• [Set problem]: Copy out each line of the data holding "County".

— begin Material for the task —

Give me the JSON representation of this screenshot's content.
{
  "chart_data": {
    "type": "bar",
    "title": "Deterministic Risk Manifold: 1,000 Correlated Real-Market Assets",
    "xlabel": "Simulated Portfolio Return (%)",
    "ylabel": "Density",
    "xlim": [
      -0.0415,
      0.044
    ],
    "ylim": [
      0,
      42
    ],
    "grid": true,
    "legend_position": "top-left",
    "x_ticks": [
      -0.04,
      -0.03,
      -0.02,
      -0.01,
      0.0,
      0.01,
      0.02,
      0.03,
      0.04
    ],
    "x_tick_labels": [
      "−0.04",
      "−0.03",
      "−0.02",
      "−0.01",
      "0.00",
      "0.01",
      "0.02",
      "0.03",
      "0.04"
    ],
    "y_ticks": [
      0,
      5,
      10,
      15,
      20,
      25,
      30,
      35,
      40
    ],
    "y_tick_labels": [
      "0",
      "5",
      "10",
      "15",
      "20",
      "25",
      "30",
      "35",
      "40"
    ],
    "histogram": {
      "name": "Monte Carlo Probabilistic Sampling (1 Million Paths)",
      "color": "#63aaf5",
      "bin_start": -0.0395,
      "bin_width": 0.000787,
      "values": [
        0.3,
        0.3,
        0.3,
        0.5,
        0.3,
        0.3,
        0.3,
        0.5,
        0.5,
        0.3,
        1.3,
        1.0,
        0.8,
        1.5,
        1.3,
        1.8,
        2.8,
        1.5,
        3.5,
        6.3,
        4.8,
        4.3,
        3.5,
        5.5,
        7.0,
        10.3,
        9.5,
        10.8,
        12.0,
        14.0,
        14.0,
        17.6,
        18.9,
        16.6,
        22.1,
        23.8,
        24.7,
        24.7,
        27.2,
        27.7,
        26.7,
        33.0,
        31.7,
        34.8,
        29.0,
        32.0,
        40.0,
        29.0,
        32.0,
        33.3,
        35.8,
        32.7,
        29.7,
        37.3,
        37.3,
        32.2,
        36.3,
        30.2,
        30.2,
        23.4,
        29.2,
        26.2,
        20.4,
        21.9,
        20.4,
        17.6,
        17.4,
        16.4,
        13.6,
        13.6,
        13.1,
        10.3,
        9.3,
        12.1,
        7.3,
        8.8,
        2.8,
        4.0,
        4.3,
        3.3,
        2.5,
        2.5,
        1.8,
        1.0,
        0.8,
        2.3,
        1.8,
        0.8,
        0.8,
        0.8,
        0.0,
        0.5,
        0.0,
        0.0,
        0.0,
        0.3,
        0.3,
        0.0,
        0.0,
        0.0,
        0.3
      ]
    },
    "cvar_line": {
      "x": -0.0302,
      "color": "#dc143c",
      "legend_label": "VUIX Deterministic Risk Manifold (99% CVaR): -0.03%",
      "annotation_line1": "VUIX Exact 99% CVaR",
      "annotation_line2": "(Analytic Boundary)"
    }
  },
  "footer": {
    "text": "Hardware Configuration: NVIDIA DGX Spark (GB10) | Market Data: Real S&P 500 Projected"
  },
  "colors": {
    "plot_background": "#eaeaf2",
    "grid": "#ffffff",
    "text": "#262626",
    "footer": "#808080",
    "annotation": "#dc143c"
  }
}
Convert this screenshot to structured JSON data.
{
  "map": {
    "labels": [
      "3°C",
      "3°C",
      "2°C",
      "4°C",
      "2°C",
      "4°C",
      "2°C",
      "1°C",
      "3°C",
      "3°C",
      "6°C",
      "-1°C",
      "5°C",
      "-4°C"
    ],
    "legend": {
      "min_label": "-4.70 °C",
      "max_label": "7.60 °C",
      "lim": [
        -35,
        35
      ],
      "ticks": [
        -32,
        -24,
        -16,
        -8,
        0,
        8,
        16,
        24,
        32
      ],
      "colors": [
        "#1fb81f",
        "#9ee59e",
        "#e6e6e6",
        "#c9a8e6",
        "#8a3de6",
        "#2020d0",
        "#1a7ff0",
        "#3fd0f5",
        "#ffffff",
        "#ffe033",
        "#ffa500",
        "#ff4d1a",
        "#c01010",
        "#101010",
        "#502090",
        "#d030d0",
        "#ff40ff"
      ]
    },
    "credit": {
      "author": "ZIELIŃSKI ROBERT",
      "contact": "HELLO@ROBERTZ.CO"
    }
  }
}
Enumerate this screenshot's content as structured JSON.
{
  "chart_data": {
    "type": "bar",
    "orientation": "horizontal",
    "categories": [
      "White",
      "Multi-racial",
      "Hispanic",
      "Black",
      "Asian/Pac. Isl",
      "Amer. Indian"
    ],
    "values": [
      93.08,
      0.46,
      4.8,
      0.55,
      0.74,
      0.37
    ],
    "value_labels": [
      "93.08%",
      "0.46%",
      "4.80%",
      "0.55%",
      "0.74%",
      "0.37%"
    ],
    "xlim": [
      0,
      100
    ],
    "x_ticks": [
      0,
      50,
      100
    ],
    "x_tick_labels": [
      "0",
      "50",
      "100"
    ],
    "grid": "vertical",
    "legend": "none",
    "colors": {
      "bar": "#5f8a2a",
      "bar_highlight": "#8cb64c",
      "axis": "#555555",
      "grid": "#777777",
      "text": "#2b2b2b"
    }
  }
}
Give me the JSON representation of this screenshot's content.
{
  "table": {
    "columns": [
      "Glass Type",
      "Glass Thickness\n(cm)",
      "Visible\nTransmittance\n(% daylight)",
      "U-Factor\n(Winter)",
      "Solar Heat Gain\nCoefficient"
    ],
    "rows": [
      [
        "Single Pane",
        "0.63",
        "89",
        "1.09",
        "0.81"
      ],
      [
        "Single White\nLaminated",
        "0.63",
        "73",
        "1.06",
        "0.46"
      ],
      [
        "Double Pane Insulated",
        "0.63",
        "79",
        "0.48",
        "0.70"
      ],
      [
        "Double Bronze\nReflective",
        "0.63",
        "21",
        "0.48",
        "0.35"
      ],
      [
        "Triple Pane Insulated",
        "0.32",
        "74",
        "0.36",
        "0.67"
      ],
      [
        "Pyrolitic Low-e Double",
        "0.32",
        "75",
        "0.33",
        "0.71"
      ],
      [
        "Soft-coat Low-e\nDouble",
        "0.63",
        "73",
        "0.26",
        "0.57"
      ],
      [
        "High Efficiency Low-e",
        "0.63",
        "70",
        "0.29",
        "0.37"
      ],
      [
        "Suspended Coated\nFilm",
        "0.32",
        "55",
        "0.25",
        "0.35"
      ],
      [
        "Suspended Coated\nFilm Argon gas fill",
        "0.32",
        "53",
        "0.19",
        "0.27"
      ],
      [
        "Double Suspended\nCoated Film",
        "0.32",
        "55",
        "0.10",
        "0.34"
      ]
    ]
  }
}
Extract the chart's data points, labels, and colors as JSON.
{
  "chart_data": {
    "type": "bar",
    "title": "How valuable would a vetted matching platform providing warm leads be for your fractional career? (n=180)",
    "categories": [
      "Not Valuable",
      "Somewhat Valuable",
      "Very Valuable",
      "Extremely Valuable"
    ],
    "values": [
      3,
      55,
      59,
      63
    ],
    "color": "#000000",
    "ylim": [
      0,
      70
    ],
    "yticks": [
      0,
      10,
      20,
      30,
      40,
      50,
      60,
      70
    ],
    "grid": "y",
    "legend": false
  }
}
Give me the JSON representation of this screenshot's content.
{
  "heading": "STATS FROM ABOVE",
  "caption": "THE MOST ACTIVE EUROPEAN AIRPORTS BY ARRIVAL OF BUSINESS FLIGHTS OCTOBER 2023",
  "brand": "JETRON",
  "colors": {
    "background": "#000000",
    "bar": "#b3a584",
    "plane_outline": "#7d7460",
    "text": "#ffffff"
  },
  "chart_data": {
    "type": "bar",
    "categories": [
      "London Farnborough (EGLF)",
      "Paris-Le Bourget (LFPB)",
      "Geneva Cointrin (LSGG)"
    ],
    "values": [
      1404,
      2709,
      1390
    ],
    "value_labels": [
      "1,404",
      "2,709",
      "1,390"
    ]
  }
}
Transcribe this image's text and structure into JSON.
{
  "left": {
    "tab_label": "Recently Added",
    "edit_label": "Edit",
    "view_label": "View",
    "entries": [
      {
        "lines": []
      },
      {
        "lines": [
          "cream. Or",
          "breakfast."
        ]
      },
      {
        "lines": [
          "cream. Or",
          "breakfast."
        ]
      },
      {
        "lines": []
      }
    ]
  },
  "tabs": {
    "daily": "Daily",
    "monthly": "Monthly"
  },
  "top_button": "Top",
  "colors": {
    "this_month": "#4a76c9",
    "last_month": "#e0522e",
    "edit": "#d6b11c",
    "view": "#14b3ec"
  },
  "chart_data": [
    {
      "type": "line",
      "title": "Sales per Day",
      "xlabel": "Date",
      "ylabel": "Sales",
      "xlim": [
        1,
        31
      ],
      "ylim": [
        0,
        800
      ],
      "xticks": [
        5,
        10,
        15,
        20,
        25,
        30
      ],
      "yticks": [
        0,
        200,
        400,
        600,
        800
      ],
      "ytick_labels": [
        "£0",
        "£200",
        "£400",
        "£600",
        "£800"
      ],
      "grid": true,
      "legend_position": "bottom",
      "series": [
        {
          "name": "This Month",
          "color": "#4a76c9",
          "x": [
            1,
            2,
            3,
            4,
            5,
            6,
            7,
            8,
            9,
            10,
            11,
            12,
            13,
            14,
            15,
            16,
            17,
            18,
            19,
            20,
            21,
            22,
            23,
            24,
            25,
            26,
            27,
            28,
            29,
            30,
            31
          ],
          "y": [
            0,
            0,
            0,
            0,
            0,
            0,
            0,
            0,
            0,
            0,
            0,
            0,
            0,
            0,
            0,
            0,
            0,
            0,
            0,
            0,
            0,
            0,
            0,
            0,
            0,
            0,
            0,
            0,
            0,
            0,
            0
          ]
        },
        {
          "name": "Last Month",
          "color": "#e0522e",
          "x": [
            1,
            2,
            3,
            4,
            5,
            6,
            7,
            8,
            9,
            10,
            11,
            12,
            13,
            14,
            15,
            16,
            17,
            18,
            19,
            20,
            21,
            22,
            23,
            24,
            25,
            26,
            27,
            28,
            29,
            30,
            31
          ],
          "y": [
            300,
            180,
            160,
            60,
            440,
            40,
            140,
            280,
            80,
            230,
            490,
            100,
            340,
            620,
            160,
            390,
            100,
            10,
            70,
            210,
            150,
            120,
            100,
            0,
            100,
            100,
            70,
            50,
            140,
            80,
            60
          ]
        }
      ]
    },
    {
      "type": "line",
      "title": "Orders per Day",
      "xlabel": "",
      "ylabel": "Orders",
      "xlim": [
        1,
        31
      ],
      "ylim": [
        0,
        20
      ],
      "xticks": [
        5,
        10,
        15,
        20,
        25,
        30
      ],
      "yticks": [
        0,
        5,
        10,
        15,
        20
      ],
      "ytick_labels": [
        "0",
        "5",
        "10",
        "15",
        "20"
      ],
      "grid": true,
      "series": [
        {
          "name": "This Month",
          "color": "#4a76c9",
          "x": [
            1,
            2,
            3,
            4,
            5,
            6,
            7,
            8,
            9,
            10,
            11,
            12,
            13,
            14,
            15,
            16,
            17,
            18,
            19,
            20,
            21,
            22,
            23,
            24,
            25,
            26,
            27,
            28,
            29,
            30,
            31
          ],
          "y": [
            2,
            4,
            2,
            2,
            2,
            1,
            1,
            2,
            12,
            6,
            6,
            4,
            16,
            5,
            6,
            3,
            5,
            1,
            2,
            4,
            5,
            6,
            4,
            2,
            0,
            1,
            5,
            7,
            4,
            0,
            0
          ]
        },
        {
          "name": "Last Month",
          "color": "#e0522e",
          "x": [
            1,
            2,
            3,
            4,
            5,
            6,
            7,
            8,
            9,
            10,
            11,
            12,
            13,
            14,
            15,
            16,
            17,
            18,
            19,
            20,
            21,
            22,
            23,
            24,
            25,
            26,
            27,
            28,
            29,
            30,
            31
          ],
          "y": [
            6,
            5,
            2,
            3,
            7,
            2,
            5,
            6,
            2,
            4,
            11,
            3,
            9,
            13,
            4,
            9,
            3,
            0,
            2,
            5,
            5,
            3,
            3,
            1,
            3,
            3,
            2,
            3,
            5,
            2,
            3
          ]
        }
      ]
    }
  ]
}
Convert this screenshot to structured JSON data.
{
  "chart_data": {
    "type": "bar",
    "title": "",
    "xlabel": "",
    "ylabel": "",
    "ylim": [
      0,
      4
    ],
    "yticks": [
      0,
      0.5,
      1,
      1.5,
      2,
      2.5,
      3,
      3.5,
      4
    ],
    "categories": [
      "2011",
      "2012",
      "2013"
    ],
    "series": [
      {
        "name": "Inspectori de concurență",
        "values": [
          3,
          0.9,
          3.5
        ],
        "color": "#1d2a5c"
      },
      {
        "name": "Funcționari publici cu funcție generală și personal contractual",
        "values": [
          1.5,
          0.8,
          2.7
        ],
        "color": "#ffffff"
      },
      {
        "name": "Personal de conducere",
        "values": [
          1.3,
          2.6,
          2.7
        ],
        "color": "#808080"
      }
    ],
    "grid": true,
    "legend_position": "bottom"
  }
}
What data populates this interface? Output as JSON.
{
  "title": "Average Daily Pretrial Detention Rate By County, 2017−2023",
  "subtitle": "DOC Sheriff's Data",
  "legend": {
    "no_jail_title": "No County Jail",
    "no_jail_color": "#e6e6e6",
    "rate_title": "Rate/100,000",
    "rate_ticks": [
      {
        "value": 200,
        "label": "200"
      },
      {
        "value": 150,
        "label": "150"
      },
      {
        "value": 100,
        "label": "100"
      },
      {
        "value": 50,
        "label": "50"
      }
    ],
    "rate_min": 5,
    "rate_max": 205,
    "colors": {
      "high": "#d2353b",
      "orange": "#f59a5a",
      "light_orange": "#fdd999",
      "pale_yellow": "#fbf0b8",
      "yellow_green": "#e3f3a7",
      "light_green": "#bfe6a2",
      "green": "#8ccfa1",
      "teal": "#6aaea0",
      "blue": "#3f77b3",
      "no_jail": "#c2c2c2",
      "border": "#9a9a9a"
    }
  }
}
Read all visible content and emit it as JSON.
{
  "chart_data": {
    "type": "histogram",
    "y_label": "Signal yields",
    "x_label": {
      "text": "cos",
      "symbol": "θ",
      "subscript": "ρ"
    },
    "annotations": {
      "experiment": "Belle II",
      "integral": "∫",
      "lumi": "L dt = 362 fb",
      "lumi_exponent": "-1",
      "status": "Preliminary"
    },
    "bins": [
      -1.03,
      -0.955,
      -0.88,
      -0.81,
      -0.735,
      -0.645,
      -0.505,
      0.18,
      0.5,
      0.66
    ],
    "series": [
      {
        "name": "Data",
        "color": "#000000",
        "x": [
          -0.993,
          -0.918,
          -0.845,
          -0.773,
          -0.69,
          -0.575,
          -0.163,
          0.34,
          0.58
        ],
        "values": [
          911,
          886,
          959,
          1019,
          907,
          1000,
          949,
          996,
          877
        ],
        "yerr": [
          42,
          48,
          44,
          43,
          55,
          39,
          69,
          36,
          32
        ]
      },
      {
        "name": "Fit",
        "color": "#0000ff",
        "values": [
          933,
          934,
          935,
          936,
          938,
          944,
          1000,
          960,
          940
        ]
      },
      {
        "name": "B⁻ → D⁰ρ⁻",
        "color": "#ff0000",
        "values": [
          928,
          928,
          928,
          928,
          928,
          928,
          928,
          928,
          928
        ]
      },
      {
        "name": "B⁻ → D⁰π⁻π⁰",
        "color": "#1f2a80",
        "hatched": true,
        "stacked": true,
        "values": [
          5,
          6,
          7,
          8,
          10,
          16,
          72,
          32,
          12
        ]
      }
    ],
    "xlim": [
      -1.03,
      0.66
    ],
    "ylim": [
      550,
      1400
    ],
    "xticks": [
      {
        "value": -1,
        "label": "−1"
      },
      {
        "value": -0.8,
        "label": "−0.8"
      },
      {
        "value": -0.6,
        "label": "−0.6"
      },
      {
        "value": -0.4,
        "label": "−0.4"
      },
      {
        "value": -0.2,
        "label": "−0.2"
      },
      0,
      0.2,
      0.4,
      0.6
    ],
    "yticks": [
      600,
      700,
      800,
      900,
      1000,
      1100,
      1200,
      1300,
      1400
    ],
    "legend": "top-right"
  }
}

— end Material for the task —

• [Result of the exercise]:
  "title": "Average Daily Pretrial Detention Rate By County, 2017−2023",
    "no_jail_title": "No County Jail",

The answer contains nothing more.